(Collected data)
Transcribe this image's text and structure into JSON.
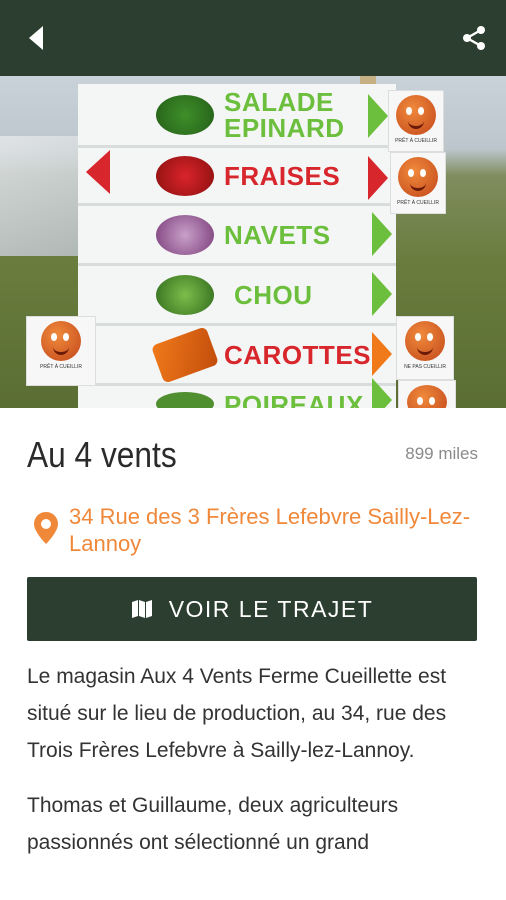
{
  "header": {
    "back_icon": "back-arrow-icon",
    "share_icon": "share-icon",
    "background": "#2c3e2f"
  },
  "hero": {
    "signs": [
      {
        "label": "SALADE\nEPINARD",
        "color": "#6cbf3c",
        "arrow": "right"
      },
      {
        "label": "FRAISES",
        "color": "#d7262c",
        "arrow": "both"
      },
      {
        "label": "NAVETS",
        "color": "#6cbf3c",
        "arrow": "right"
      },
      {
        "label": "CHOU",
        "color": "#6cbf3c",
        "arrow": "right"
      },
      {
        "label": "CAROTTES",
        "color": "#d7262c",
        "arrow": "right"
      },
      {
        "label": "POIREAUX",
        "color": "#6cbf3c",
        "arrow": "right"
      }
    ],
    "smiley_tag_ready": "PRÊT À CUEILLIR",
    "smiley_tag_notready": "NE PAS CUEILLIR"
  },
  "shop": {
    "name": "Au 4 vents",
    "distance": "899 miles",
    "address": "34 Rue des 3 Frères Lefebvre Sailly-Lez-Lannoy",
    "address_color": "#f0883a",
    "route_button": "VOIR LE TRAJET",
    "route_icon": "map-icon",
    "description": [
      "Le magasin Aux 4 Vents Ferme Cueillette est situé sur le lieu de production, au 34, rue des Trois Frères Lefebvre à Sailly-lez-Lannoy.",
      "Thomas et Guillaume, deux agriculteurs passionnés ont sélectionné un grand"
    ]
  }
}
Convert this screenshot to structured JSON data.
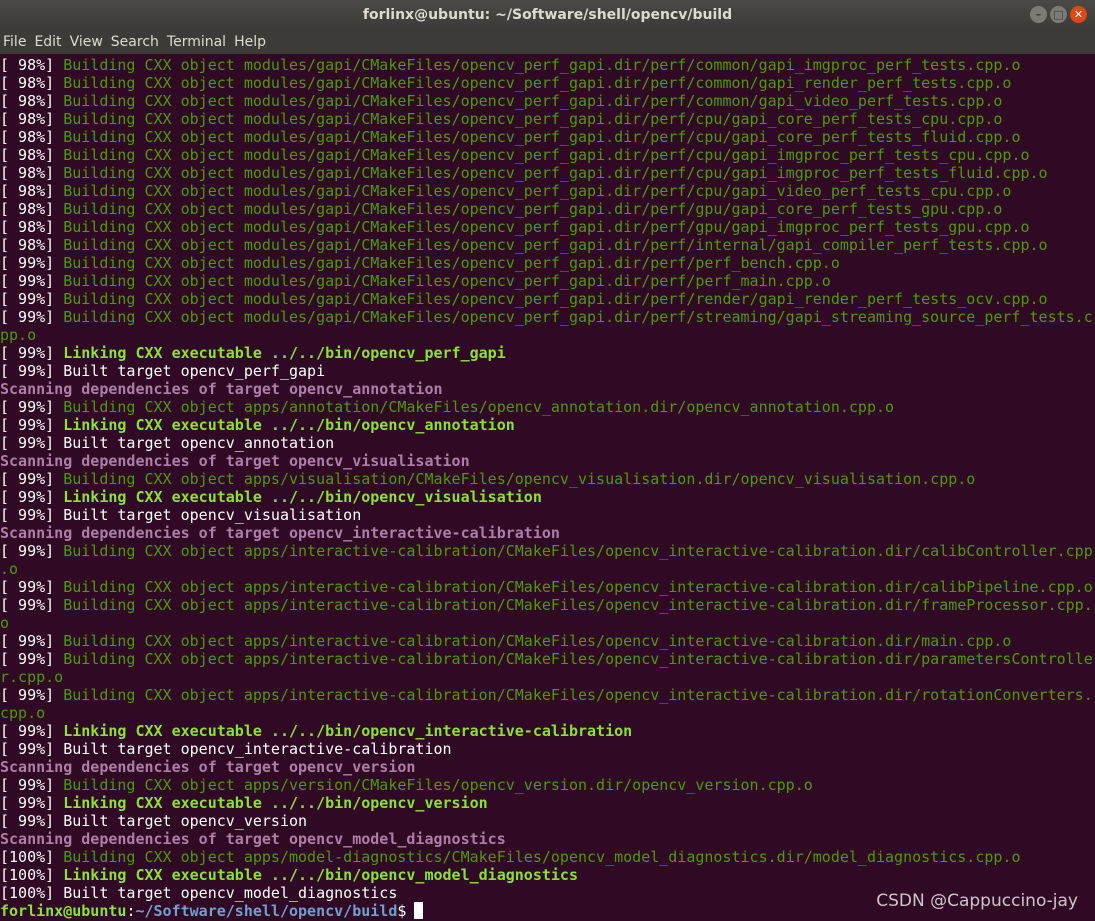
{
  "window": {
    "title": "forlinx@ubuntu: ~/Software/shell/opencv/build",
    "btn_minimize": "–",
    "btn_maximize": "□",
    "btn_close": "✕"
  },
  "menu": [
    "File",
    "Edit",
    "View",
    "Search",
    "Terminal",
    "Help"
  ],
  "colors": {
    "background": "#300a24",
    "building": "#4e9a06",
    "linking": "#8ae234",
    "scanning": "#ad7fa8",
    "prompt_user": "#8ae234",
    "prompt_path": "#729fcf"
  },
  "lines": [
    {
      "p": "[ 98%] ",
      "t": "Building CXX object modules/gapi/CMakeFiles/opencv_perf_gapi.dir/perf/common/gapi_imgproc_perf_tests.cpp.o",
      "s": "green"
    },
    {
      "p": "[ 98%] ",
      "t": "Building CXX object modules/gapi/CMakeFiles/opencv_perf_gapi.dir/perf/common/gapi_render_perf_tests.cpp.o",
      "s": "green"
    },
    {
      "p": "[ 98%] ",
      "t": "Building CXX object modules/gapi/CMakeFiles/opencv_perf_gapi.dir/perf/common/gapi_video_perf_tests.cpp.o",
      "s": "green"
    },
    {
      "p": "[ 98%] ",
      "t": "Building CXX object modules/gapi/CMakeFiles/opencv_perf_gapi.dir/perf/cpu/gapi_core_perf_tests_cpu.cpp.o",
      "s": "green"
    },
    {
      "p": "[ 98%] ",
      "t": "Building CXX object modules/gapi/CMakeFiles/opencv_perf_gapi.dir/perf/cpu/gapi_core_perf_tests_fluid.cpp.o",
      "s": "green"
    },
    {
      "p": "[ 98%] ",
      "t": "Building CXX object modules/gapi/CMakeFiles/opencv_perf_gapi.dir/perf/cpu/gapi_imgproc_perf_tests_cpu.cpp.o",
      "s": "green"
    },
    {
      "p": "[ 98%] ",
      "t": "Building CXX object modules/gapi/CMakeFiles/opencv_perf_gapi.dir/perf/cpu/gapi_imgproc_perf_tests_fluid.cpp.o",
      "s": "green"
    },
    {
      "p": "[ 98%] ",
      "t": "Building CXX object modules/gapi/CMakeFiles/opencv_perf_gapi.dir/perf/cpu/gapi_video_perf_tests_cpu.cpp.o",
      "s": "green"
    },
    {
      "p": "[ 98%] ",
      "t": "Building CXX object modules/gapi/CMakeFiles/opencv_perf_gapi.dir/perf/gpu/gapi_core_perf_tests_gpu.cpp.o",
      "s": "green"
    },
    {
      "p": "[ 98%] ",
      "t": "Building CXX object modules/gapi/CMakeFiles/opencv_perf_gapi.dir/perf/gpu/gapi_imgproc_perf_tests_gpu.cpp.o",
      "s": "green"
    },
    {
      "p": "[ 98%] ",
      "t": "Building CXX object modules/gapi/CMakeFiles/opencv_perf_gapi.dir/perf/internal/gapi_compiler_perf_tests.cpp.o",
      "s": "green"
    },
    {
      "p": "[ 99%] ",
      "t": "Building CXX object modules/gapi/CMakeFiles/opencv_perf_gapi.dir/perf/perf_bench.cpp.o",
      "s": "green"
    },
    {
      "p": "[ 99%] ",
      "t": "Building CXX object modules/gapi/CMakeFiles/opencv_perf_gapi.dir/perf/perf_main.cpp.o",
      "s": "green"
    },
    {
      "p": "[ 99%] ",
      "t": "Building CXX object modules/gapi/CMakeFiles/opencv_perf_gapi.dir/perf/render/gapi_render_perf_tests_ocv.cpp.o",
      "s": "green"
    },
    {
      "p": "[ 99%] ",
      "t": "Building CXX object modules/gapi/CMakeFiles/opencv_perf_gapi.dir/perf/streaming/gapi_streaming_source_perf_tests.c",
      "s": "green"
    },
    {
      "p": "",
      "t": "pp.o",
      "s": "green"
    },
    {
      "p": "[ 99%] ",
      "t": "Linking CXX executable ../../bin/opencv_perf_gapi",
      "s": "bgreen"
    },
    {
      "p": "[ 99%] ",
      "t": "Built target opencv_perf_gapi",
      "s": "plain"
    },
    {
      "p": "",
      "t": "Scanning dependencies of target opencv_annotation",
      "s": "magenta"
    },
    {
      "p": "[ 99%] ",
      "t": "Building CXX object apps/annotation/CMakeFiles/opencv_annotation.dir/opencv_annotation.cpp.o",
      "s": "green"
    },
    {
      "p": "[ 99%] ",
      "t": "Linking CXX executable ../../bin/opencv_annotation",
      "s": "bgreen"
    },
    {
      "p": "[ 99%] ",
      "t": "Built target opencv_annotation",
      "s": "plain"
    },
    {
      "p": "",
      "t": "Scanning dependencies of target opencv_visualisation",
      "s": "magenta"
    },
    {
      "p": "[ 99%] ",
      "t": "Building CXX object apps/visualisation/CMakeFiles/opencv_visualisation.dir/opencv_visualisation.cpp.o",
      "s": "green"
    },
    {
      "p": "[ 99%] ",
      "t": "Linking CXX executable ../../bin/opencv_visualisation",
      "s": "bgreen"
    },
    {
      "p": "[ 99%] ",
      "t": "Built target opencv_visualisation",
      "s": "plain"
    },
    {
      "p": "",
      "t": "Scanning dependencies of target opencv_interactive-calibration",
      "s": "magenta"
    },
    {
      "p": "[ 99%] ",
      "t": "Building CXX object apps/interactive-calibration/CMakeFiles/opencv_interactive-calibration.dir/calibController.cpp",
      "s": "green"
    },
    {
      "p": "",
      "t": ".o",
      "s": "green"
    },
    {
      "p": "[ 99%] ",
      "t": "Building CXX object apps/interactive-calibration/CMakeFiles/opencv_interactive-calibration.dir/calibPipeline.cpp.o",
      "s": "green"
    },
    {
      "p": "[ 99%] ",
      "t": "Building CXX object apps/interactive-calibration/CMakeFiles/opencv_interactive-calibration.dir/frameProcessor.cpp.",
      "s": "green"
    },
    {
      "p": "",
      "t": "o",
      "s": "green"
    },
    {
      "p": "[ 99%] ",
      "t": "Building CXX object apps/interactive-calibration/CMakeFiles/opencv_interactive-calibration.dir/main.cpp.o",
      "s": "green"
    },
    {
      "p": "[ 99%] ",
      "t": "Building CXX object apps/interactive-calibration/CMakeFiles/opencv_interactive-calibration.dir/parametersControlle",
      "s": "green"
    },
    {
      "p": "",
      "t": "r.cpp.o",
      "s": "green"
    },
    {
      "p": "[ 99%] ",
      "t": "Building CXX object apps/interactive-calibration/CMakeFiles/opencv_interactive-calibration.dir/rotationConverters.",
      "s": "green"
    },
    {
      "p": "",
      "t": "cpp.o",
      "s": "green"
    },
    {
      "p": "[ 99%] ",
      "t": "Linking CXX executable ../../bin/opencv_interactive-calibration",
      "s": "bgreen"
    },
    {
      "p": "[ 99%] ",
      "t": "Built target opencv_interactive-calibration",
      "s": "plain"
    },
    {
      "p": "",
      "t": "Scanning dependencies of target opencv_version",
      "s": "magenta"
    },
    {
      "p": "[ 99%] ",
      "t": "Building CXX object apps/version/CMakeFiles/opencv_version.dir/opencv_version.cpp.o",
      "s": "green"
    },
    {
      "p": "[ 99%] ",
      "t": "Linking CXX executable ../../bin/opencv_version",
      "s": "bgreen"
    },
    {
      "p": "[ 99%] ",
      "t": "Built target opencv_version",
      "s": "plain"
    },
    {
      "p": "",
      "t": "Scanning dependencies of target opencv_model_diagnostics",
      "s": "magenta"
    },
    {
      "p": "[100%] ",
      "t": "Building CXX object apps/model-diagnostics/CMakeFiles/opencv_model_diagnostics.dir/model_diagnostics.cpp.o",
      "s": "green"
    },
    {
      "p": "[100%] ",
      "t": "Linking CXX executable ../../bin/opencv_model_diagnostics",
      "s": "bgreen"
    },
    {
      "p": "[100%] ",
      "t": "Built target opencv_model_diagnostics",
      "s": "plain"
    }
  ],
  "prompt": {
    "user": "forlinx@ubuntu",
    "sep": ":",
    "path": "~/Software/shell/opencv/build",
    "symbol": "$"
  },
  "watermark": "CSDN @Cappuccino-jay"
}
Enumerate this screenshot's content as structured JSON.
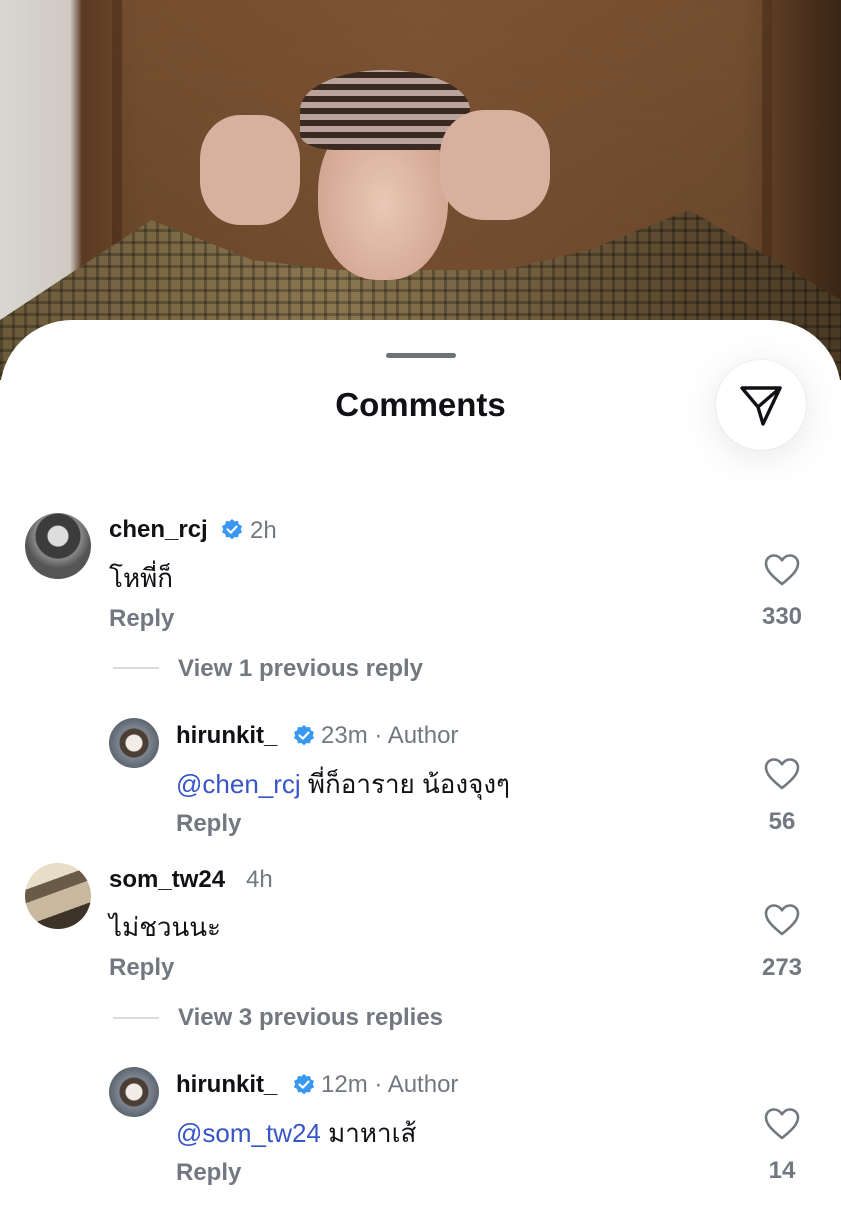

▶ **What is required**:
Filter the listing above by the word "this"; copy each line that passes.

▶ **The output**:
Transcribe this image's text and structure into JSON.
Convert this screenshot to structured JSON data.
Enumerate this screenshot's content as structured JSON.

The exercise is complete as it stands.